# [What you will do]
Reproduce the lines below word for word, starting with the line that contains "bookmark-item[interactable]: ✈ Авиабилеты" and continuing through the line that contains "slide-wave-decoration [224,333,285,801]", both included.

----- Data rows -----

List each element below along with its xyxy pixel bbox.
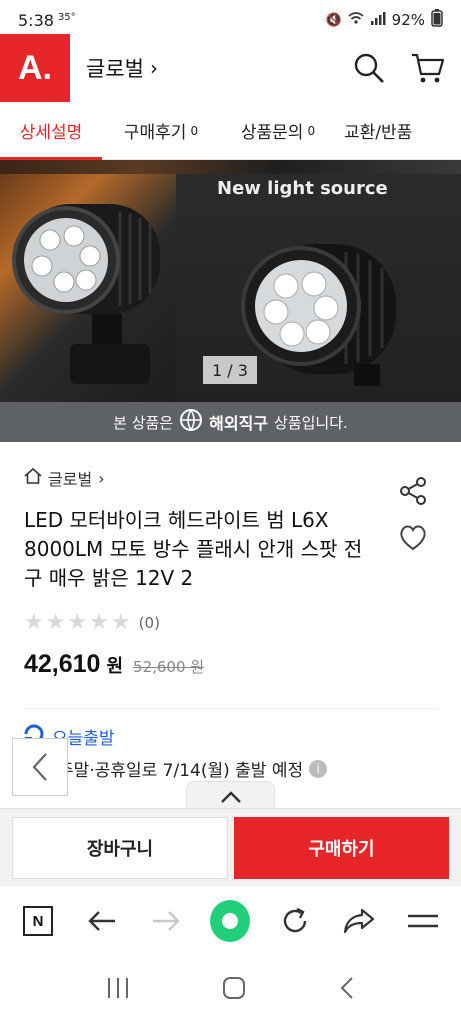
system-back-icon[interactable] xyxy=(339,976,355,1004)
naver-home-button[interactable]: N xyxy=(18,901,58,941)
star-icon: ★ xyxy=(24,610,44,635)
share-button[interactable] xyxy=(339,901,379,941)
tab-label: 교환/반품 xyxy=(344,123,413,143)
shipping-text: 주말·공휴일로 7/14(월) 출발 예정 xyxy=(58,761,304,781)
star-icon: ★ xyxy=(67,610,88,635)
wifi-icon xyxy=(348,11,364,29)
store-name-link[interactable]: 글로벌 › xyxy=(86,53,158,83)
star-icon: ★ xyxy=(110,610,131,635)
overseas-suffix: 상품입니다. xyxy=(274,413,348,432)
status-extra: 35° xyxy=(57,11,76,23)
hamburger-icon xyxy=(407,914,438,928)
chevron-right-icon: › xyxy=(149,56,158,80)
home-icon xyxy=(24,467,42,488)
chevron-up-icon xyxy=(220,790,241,803)
buy-now-button[interactable]: 구매하기 xyxy=(234,817,449,879)
tab-reviews[interactable]: 구매후기 0 xyxy=(102,102,220,159)
browser-toolbar: N xyxy=(0,886,461,956)
price-block: 42,610 원 52,600 원 xyxy=(24,650,204,679)
add-to-cart-button[interactable]: 장바구니 xyxy=(12,817,228,879)
product-title: LED 모터바이크 헤드라이트 범 L6X 8000LM 모토 방수 플래시 안… xyxy=(24,508,363,590)
tab-returns[interactable]: 교환/반품 xyxy=(336,102,461,159)
image-caption: New light source xyxy=(217,178,388,199)
product-image-carousel[interactable]: New light source xyxy=(0,160,461,442)
rating[interactable]: ★ ★ ★ ★ ★ (0) xyxy=(24,610,160,635)
home-button-icon[interactable] xyxy=(222,976,246,1004)
arrow-right-icon xyxy=(153,911,181,931)
divider xyxy=(24,708,438,709)
review-count: (0) xyxy=(138,613,160,632)
sale-price: 42,610 xyxy=(24,650,101,678)
share-arrow-icon xyxy=(343,908,374,934)
store-name: 글로벌 xyxy=(86,57,144,81)
browser-forward-button[interactable] xyxy=(146,901,186,941)
currency-unit: 원 xyxy=(106,656,124,677)
system-nav-bar xyxy=(0,956,461,1024)
product-photo-left xyxy=(0,174,176,402)
wishlist-heart-icon[interactable] xyxy=(398,524,428,556)
share-icon[interactable] xyxy=(398,476,428,510)
tab-count: 0 xyxy=(307,123,316,138)
info-icon[interactable]: i xyxy=(309,759,328,778)
breadcrumb-store: 글로벌 xyxy=(48,470,93,489)
refresh-button[interactable] xyxy=(275,901,315,941)
motorcycle-lamp-illustration xyxy=(12,204,160,384)
breadcrumb[interactable]: 글로벌 › xyxy=(24,466,105,490)
star-icon: ★ xyxy=(45,610,66,635)
status-time: 5:38 xyxy=(18,10,54,30)
back-button[interactable] xyxy=(12,738,68,796)
globe-plane-icon xyxy=(179,408,203,436)
tab-questions[interactable]: 상품문의 0 xyxy=(220,102,336,159)
chevron-right-icon: › xyxy=(98,468,105,488)
overseas-notice: 본 상품은 해외직구 상품입니다. xyxy=(0,402,461,442)
tab-label: 상품문의 xyxy=(240,123,304,143)
naver-n-icon: N xyxy=(23,906,54,936)
tab-description[interactable]: 상세설명 xyxy=(0,102,102,160)
tab-label: 상세설명 xyxy=(19,123,83,143)
image-top-strip xyxy=(0,160,461,174)
tab-count: 0 xyxy=(190,123,199,138)
search-icon[interactable] xyxy=(353,52,385,84)
refresh-icon xyxy=(283,907,306,933)
original-price: 52,600 원 xyxy=(133,658,205,676)
recent-apps-icon[interactable] xyxy=(106,977,130,1003)
app-header: A. 글로벌 › xyxy=(0,34,461,102)
browser-back-button[interactable] xyxy=(82,901,122,941)
chevron-left-icon xyxy=(32,753,47,781)
image-pager: 1 / 3 xyxy=(203,356,257,384)
header-actions xyxy=(353,52,445,84)
star-icon: ★ xyxy=(89,610,109,635)
menu-button[interactable] xyxy=(403,901,443,941)
shipping-info: 주말·공휴일로 7/14(월) 출발 예정 i xyxy=(58,756,328,781)
overseas-highlight: 해외직구 xyxy=(209,414,269,433)
app-logo[interactable]: A. xyxy=(0,34,70,102)
status-right: 🔇 92% xyxy=(325,9,443,31)
purchase-bar: 장바구니 구매하기 xyxy=(0,808,461,886)
overseas-prefix: 본 상품은 xyxy=(113,413,174,432)
expand-options-handle[interactable] xyxy=(186,781,275,811)
signal-icon xyxy=(370,11,386,29)
battery-percent: 92% xyxy=(391,11,425,29)
detail-tabs: 상세설명 구매후기 0 상품문의 0 교환/반품 xyxy=(0,102,461,160)
green-dot-icon xyxy=(210,900,251,942)
mute-icon: 🔇 xyxy=(325,12,342,28)
tab-label: 구매후기 xyxy=(123,123,187,143)
cart-icon[interactable] xyxy=(411,52,445,84)
battery-icon xyxy=(431,9,443,31)
green-dot-button[interactable] xyxy=(210,900,251,942)
arrow-left-icon xyxy=(88,911,116,931)
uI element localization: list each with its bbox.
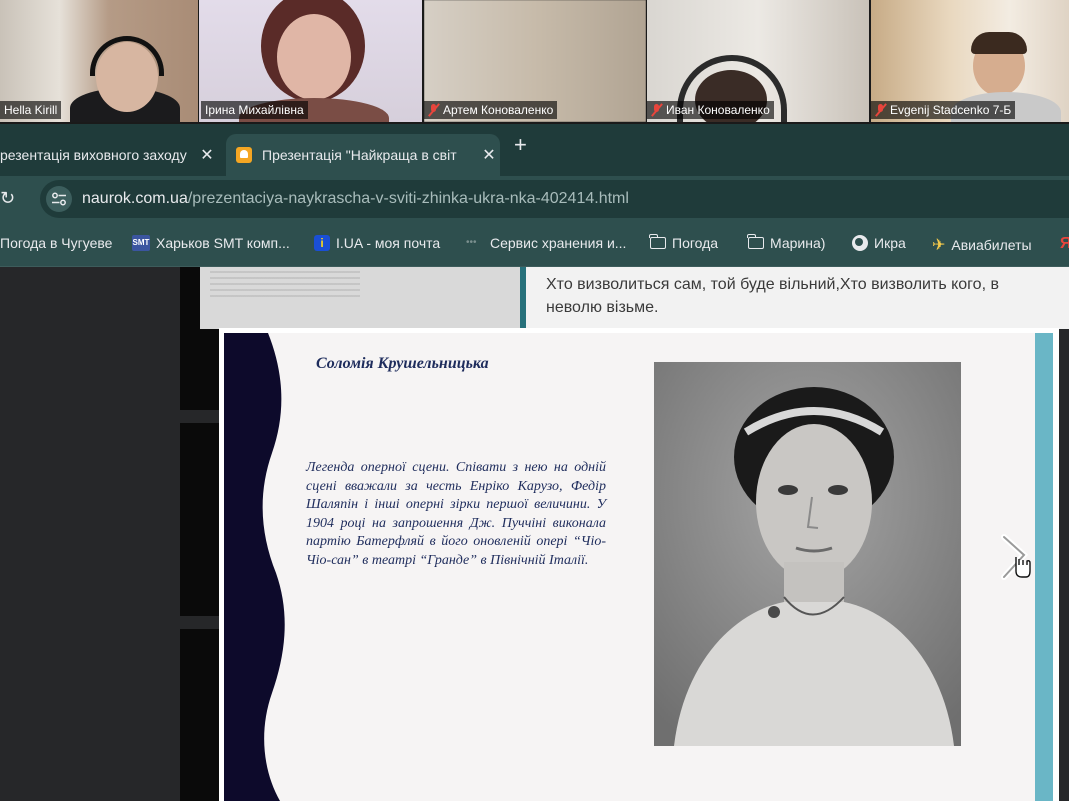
bookmark-item[interactable]: ✈ Авиабилеты [932,235,1032,255]
bookmark-label: Харьков SMT комп... [156,235,290,251]
participant-name: Evgenij Stadcenko 7-Б [890,103,1012,117]
mic-off-icon [651,103,663,117]
bookmark-folder[interactable]: Погода [649,234,719,251]
bookmark-item[interactable]: i I.UA - моя почта [314,235,440,251]
new-tab-button[interactable]: + [514,132,527,158]
iua-icon: i [314,235,330,251]
participant-name: Ірина Михайлівна [205,103,304,117]
slide-title: Соломія Крушельницька [316,355,489,372]
participant-label: Hella Kirill [0,101,62,119]
article-accent [520,267,526,329]
slide-wave-decoration [224,333,285,801]
bookmark-label: Сервис хранения и... [490,235,627,251]
participant-tile[interactable]: Hella Kirill [0,0,198,122]
participant-label: Иван Коноваленко [647,101,774,119]
tab-inactive[interactable]: резентація виховного заходу ✕ [0,134,218,176]
participant-name: Артем Коноваленко [443,103,554,117]
document-preview [200,267,520,329]
browser-toolbar: ↻ naurok.com.ua/prezentaciya-naykrascha-… [0,176,1069,222]
article-quote: Хто визволиться сам, той буде вільний,Хт… [546,276,999,316]
slide-viewer[interactable]: Соломія Крушельницька Легенда оперної сц… [219,328,1059,801]
article-panel: Хто визволиться сам, той буде вільний,Хт… [520,267,1069,329]
thumbnail-strip [180,629,220,801]
tab-bar: резентація виховного заходу ✕ Презентаці… [0,124,1069,176]
video-call-strip: Hella Kirill Ірина Михайлівна Артем Коно… [0,0,1069,124]
thumbnail-strip [180,423,220,616]
yandex-icon: Я [1060,235,1069,252]
bell-icon [236,147,252,163]
tab-title: резентація виховного заходу [0,147,187,163]
slide-right-bar [1035,333,1053,801]
mic-off-icon [875,103,887,117]
slide-body: Легенда оперної сцени. Співати з нею на … [306,460,606,568]
bookmark-label: Авиабилеты [951,237,1032,253]
tab-title: Презентація "Найкраща в світ [262,147,457,163]
folder-icon [747,234,764,249]
participant-tile-speaking[interactable]: Ірина Михайлівна [199,0,422,122]
bookmark-item[interactable]: Икра [852,235,906,251]
bookmark-label: Икра [874,235,906,251]
page-content: Хто визволиться сам, той буде вільний,Хт… [0,267,1069,801]
tab-close-button[interactable]: ✕ [478,145,500,165]
mic-off-icon [428,103,440,117]
participant-name: Hella Kirill [4,103,58,117]
dots-icon: ••• [466,237,477,248]
bookmark-item[interactable]: Погода в Чугуеве [0,235,112,251]
participant-tile[interactable]: Иван Коноваленко [647,0,869,122]
plane-icon: ✈ [932,237,946,254]
participant-label: Ірина Михайлівна [201,101,308,119]
tab-close-button[interactable]: ✕ [196,145,218,165]
bookmark-label: Погода [672,235,719,251]
folder-icon [649,234,666,249]
reload-button[interactable]: ↻ [0,188,15,209]
smt-icon: SMT [132,235,150,251]
bookmark-item[interactable]: SMT Харьков SMT комп... [132,235,290,251]
bookmark-folder[interactable]: Марина) [747,234,826,251]
next-slide-arrow-icon[interactable] [996,533,1036,583]
url-domain: naurok.com.ua [82,190,188,207]
bookmark-item[interactable]: ••• Сервис хранения и... [466,235,626,251]
portrait-photo [654,362,961,746]
url-text: naurok.com.ua/prezentaciya-naykrascha-v-… [82,190,629,208]
participant-name: Иван Коноваленко [666,103,770,117]
participant-label: Evgenij Stadcenko 7-Б [871,101,1016,119]
url-path: /prezentaciya-naykrascha-v-sviti-zhinka-… [187,190,629,207]
bookmark-label: I.UA - моя почта [336,235,441,251]
participant-tile[interactable]: Evgenij Stadcenko 7-Б [871,0,1069,122]
globe-icon [852,235,868,251]
bookmark-label: Погода в Чугуеве [0,235,113,251]
bookmark-item[interactable]: Я [1060,235,1069,253]
participant-label: Артем Коноваленко [424,101,558,119]
address-bar[interactable]: naurok.com.ua/prezentaciya-naykrascha-v-… [40,180,1069,218]
presentation-slide: Соломія Крушельницька Легенда оперної сц… [224,333,1053,801]
bookmarks-bar: Погода в Чугуеве SMT Харьков SMT комп...… [0,222,1069,267]
site-settings-icon[interactable] [46,186,72,212]
bookmark-label: Марина) [770,235,826,251]
participant-tile[interactable]: Артем Коноваленко [424,0,646,122]
tab-active[interactable]: Презентація "Найкраща в світ ✕ [226,134,500,176]
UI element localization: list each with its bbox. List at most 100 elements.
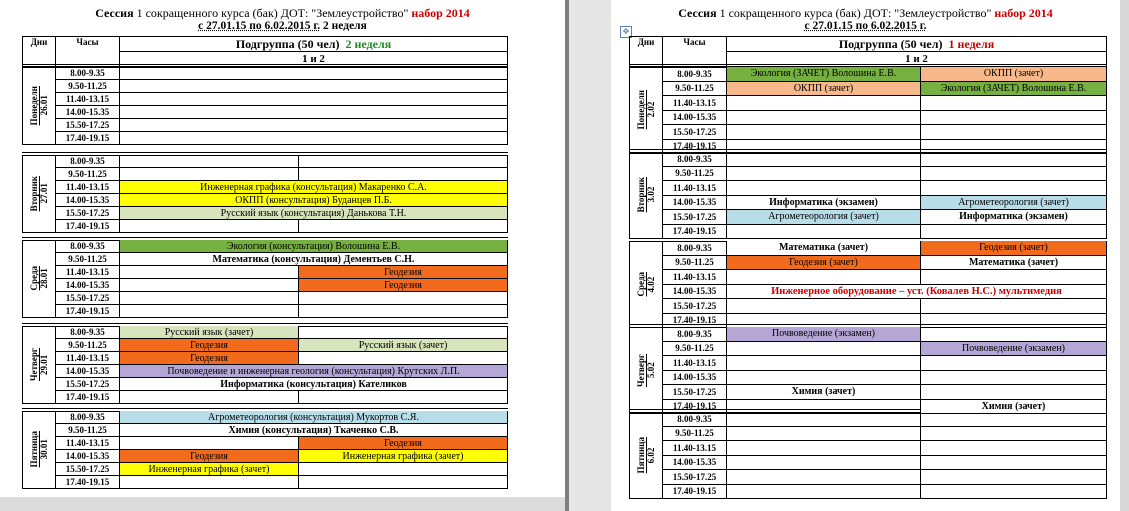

-----

# [Task result]
bookmark-item[interactable]: ✈ Авиабилеты [932,235,1032,255]
bookmark-label: Харьков SMT комп... [156,235,290,251]
participant-name: Evgenij Stadcenko 7-Б [890,103,1012,117]
mic-off-icon [651,103,663,117]
bookmark-folder[interactable]: Погода [649,234,719,251]
bookmark-item[interactable]: i I.UA - моя почта [314,235,440,251]
new-tab-button[interactable]: + [514,132,527,158]
iua-icon: i [314,235,330,251]
participant-name: Ірина Михайлівна [205,103,304,117]
slide-title: Соломія Крушельницька [316,355,489,372]
participant-label: Hella Kirill [0,101,62,119]
article-accent [520,267,526,329]
slide-wave-decoration [224,333,285,801]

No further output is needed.